* PROBLEM DETAILS
Every record below should be printed exactly as given.

▬▬▬

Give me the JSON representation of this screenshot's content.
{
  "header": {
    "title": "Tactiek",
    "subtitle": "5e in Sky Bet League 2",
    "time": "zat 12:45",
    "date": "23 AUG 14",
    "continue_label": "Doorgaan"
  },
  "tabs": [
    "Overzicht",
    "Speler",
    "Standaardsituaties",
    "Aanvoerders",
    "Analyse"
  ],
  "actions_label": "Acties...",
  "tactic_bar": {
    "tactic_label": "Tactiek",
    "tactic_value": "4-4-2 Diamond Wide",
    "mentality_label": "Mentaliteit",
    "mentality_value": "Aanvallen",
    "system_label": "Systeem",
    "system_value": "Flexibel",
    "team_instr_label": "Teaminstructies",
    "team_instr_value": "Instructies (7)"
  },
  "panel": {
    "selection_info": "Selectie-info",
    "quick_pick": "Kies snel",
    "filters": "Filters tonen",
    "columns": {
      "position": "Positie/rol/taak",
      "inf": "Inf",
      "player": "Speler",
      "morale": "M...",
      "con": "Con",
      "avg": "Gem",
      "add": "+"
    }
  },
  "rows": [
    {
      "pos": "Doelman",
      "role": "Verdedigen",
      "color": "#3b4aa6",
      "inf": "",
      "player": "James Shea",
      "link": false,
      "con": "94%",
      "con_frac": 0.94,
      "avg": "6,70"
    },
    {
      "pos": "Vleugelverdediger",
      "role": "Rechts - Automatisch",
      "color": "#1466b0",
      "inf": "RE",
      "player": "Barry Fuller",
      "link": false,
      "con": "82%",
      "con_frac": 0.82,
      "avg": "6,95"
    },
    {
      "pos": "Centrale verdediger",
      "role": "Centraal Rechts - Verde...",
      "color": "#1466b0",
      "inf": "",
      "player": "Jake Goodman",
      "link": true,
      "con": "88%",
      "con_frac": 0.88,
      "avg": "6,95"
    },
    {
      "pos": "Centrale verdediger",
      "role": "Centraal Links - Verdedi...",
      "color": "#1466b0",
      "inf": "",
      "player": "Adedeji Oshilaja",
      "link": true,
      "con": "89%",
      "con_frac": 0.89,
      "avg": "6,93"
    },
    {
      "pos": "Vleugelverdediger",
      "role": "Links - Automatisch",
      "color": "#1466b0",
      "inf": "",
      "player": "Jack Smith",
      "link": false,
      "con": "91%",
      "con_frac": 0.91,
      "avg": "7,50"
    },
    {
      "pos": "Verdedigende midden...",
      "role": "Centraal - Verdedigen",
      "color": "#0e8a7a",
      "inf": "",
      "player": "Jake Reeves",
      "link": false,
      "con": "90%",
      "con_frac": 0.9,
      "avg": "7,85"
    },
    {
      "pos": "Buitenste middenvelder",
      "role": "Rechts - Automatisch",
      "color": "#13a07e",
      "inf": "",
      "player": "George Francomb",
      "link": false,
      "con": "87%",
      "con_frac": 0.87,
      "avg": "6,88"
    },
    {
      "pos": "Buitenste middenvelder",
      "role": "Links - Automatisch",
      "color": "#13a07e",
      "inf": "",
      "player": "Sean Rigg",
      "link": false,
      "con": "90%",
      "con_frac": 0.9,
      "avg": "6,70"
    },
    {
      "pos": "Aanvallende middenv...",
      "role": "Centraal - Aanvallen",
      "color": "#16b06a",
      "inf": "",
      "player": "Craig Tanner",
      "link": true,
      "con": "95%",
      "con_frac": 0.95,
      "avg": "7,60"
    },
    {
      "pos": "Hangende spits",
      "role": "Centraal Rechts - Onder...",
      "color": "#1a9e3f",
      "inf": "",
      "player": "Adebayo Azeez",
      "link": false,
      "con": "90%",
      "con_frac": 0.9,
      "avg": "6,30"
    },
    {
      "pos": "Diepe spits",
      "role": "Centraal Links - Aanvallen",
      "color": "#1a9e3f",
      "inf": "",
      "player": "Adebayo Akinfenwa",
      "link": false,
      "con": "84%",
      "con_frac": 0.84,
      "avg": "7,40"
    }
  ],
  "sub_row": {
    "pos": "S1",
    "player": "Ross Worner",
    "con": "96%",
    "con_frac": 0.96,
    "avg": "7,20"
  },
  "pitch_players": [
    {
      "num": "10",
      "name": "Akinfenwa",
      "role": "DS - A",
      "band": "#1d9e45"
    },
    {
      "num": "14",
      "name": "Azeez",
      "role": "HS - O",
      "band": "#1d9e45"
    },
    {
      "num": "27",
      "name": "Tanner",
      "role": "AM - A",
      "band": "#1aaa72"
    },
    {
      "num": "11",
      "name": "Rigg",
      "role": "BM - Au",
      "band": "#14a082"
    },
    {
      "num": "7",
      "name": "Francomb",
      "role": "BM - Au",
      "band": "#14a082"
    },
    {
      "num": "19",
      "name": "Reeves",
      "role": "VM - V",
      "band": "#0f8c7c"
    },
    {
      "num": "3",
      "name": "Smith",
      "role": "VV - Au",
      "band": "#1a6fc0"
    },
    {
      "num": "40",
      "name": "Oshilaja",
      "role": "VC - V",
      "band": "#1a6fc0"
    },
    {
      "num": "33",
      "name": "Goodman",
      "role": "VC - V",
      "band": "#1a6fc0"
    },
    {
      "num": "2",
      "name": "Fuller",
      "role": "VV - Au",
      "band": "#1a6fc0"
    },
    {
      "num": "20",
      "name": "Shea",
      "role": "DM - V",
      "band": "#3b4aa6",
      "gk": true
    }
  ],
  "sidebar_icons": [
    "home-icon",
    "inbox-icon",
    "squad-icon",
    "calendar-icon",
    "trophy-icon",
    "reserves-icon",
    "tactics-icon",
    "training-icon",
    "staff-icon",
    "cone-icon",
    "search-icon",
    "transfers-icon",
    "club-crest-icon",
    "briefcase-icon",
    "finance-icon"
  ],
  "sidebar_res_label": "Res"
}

▬▬▬

* TASK RESPONSE
Give me the JSON representation of this screenshot's content.
{
  "header": {
    "title": "Tactiek",
    "subtitle": "5e in Sky Bet League 2",
    "time": "zat 12:45",
    "date": "23 AUG 14",
    "continue_label": "Doorgaan"
  },
  "tabs": [
    "Overzicht",
    "Speler",
    "Standaardsituaties",
    "Aanvoerders",
    "Analyse"
  ],
  "actions_label": "Acties...",
  "tactic_bar": {
    "tactic_label": "Tactiek",
    "tactic_value": "4-4-2 Diamond Wide",
    "mentality_label": "Mentaliteit",
    "mentality_value": "Aanvallen",
    "system_label": "Systeem",
    "system_value": "Flexibel",
    "team_instr_label": "Teaminstructies",
    "team_instr_value": "Instructies (7)"
  },
  "panel": {
    "selection_info": "Selectie-info",
    "quick_pick": "Kies snel",
    "filters": "Filters tonen",
    "columns": {
      "position": "Positie/rol/taak",
      "inf": "Inf",
      "player": "Speler",
      "morale": "M...",
      "con": "Con",
      "avg": "Gem",
      "add": "+"
    }
  },
  "rows": [
    {
      "pos": "Doelman",
      "role": "Verdedigen",
      "color": "#3b4aa6",
      "inf": "",
      "player": "James Shea",
      "link": false,
      "con": "94%",
      "con_frac": 0.94,
      "avg": "6,70"
    },
    {
      "pos": "Vleugelverdediger",
      "role": "Rechts - Automatisch",
      "color": "#1466b0",
      "inf": "RE",
      "player": "Barry Fuller",
      "link": false,
      "con": "82%",
      "con_frac": 0.82,
      "avg": "6,95"
    },
    {
      "pos": "Centrale verdediger",
      "role": "Centraal Rechts - Verde...",
      "color": "#1466b0",
      "inf": "",
      "player": "Jake Goodman",
      "link": true,
      "con": "88%",
      "con_frac": 0.88,
      "avg": "6,95"
    },
    {
      "pos": "Centrale verdediger",
      "role": "Centraal Links - Verdedi...",
      "color": "#1466b0",
      "inf": "",
      "player": "Adedeji Oshilaja",
      "link": true,
      "con": "89%",
      "con_frac": 0.89,
      "avg": "6,93"
    },
    {
      "pos": "Vleugelverdediger",
      "role": "Links - Automatisch",
      "color": "#1466b0",
      "inf": "",
      "player": "Jack Smith",
      "link": false,
      "con": "91%",
      "con_frac": 0.91,
      "avg": "7,50"
    },
    {
      "pos": "Verdedigende midden...",
      "role": "Centraal - Verdedigen",
      "color": "#0e8a7a",
      "inf": "",
      "player": "Jake Reeves",
      "link": false,
      "con": "90%",
      "con_frac": 0.9,
      "avg": "7,85"
    },
    {
      "pos": "Buitenste middenvelder",
      "role": "Rechts - Automatisch",
      "color": "#13a07e",
      "inf": "",
      "player": "George Francomb",
      "link": false,
      "con": "87%",
      "con_frac": 0.87,
      "avg": "6,88"
    },
    {
      "pos": "Buitenste middenvelder",
      "role": "Links - Automatisch",
      "color": "#13a07e",
      "inf": "",
      "player": "Sean Rigg",
      "link": false,
      "con": "90%",
      "con_frac": 0.9,
      "avg": "6,70"
    },
    {
      "pos": "Aanvallende middenv...",
      "role": "Centraal - Aanvallen",
      "color": "#16b06a",
      "inf": "",
      "player": "Craig Tanner",
      "link": true,
      "con": "95%",
      "con_frac": 0.95,
      "avg": "7,60"
    },
    {
      "pos": "Hangende spits",
      "role": "Centraal Rechts - Onder...",
      "color": "#1a9e3f",
      "inf": "",
      "player": "Adebayo Azeez",
      "link": false,
      "con": "90%",
      "con_frac": 0.9,
      "avg": "6,30"
    },
    {
      "pos": "Diepe spits",
      "role": "Centraal Links - Aanvallen",
      "color": "#1a9e3f",
      "inf": "",
      "player": "Adebayo Akinfenwa",
      "link": false,
      "con": "84%",
      "con_frac": 0.84,
      "avg": "7,40"
    }
  ],
  "sub_row": {
    "pos": "S1",
    "player": "Ross Worner",
    "con": "96%",
    "con_frac": 0.96,
    "avg": "7,20"
  },
  "pitch_players": [
    {
      "num": "10",
      "name": "Akinfenwa",
      "role": "DS - A",
      "band": "#1d9e45"
    },
    {
      "num": "14",
      "name": "Azeez",
      "role": "HS - O",
      "band": "#1d9e45"
    },
    {
      "num": "27",
      "name": "Tanner",
      "role": "AM - A",
      "band": "#1aaa72"
    },
    {
      "num": "11",
      "name": "Rigg",
      "role": "BM - Au",
      "band": "#14a082"
    },
    {
      "num": "7",
      "name": "Francomb",
      "role": "BM - Au",
      "band": "#14a082"
    },
    {
      "num": "19",
      "name": "Reeves",
      "role": "VM - V",
      "band": "#0f8c7c"
    },
    {
      "num": "3",
      "name": "Smith",
      "role": "VV - Au",
      "band": "#1a6fc0"
    },
    {
      "num": "40",
      "name": "Oshilaja",
      "role": "VC - V",
      "band": "#1a6fc0"
    },
    {
      "num": "33",
      "name": "Goodman",
      "role": "VC - V",
      "band": "#1a6fc0"
    },
    {
      "num": "2",
      "name": "Fuller",
      "role": "VV - Au",
      "band": "#1a6fc0"
    },
    {
      "num": "20",
      "name": "Shea",
      "role": "DM - V",
      "band": "#3b4aa6",
      "gk": true
    }
  ],
  "sidebar_icons": [
    "home-icon",
    "inbox-icon",
    "squad-icon",
    "calendar-icon",
    "trophy-icon",
    "reserves-icon",
    "tactics-icon",
    "training-icon",
    "staff-icon",
    "cone-icon",
    "search-icon",
    "transfers-icon",
    "club-crest-icon",
    "briefcase-icon",
    "finance-icon"
  ],
  "sidebar_res_label": "Res"
}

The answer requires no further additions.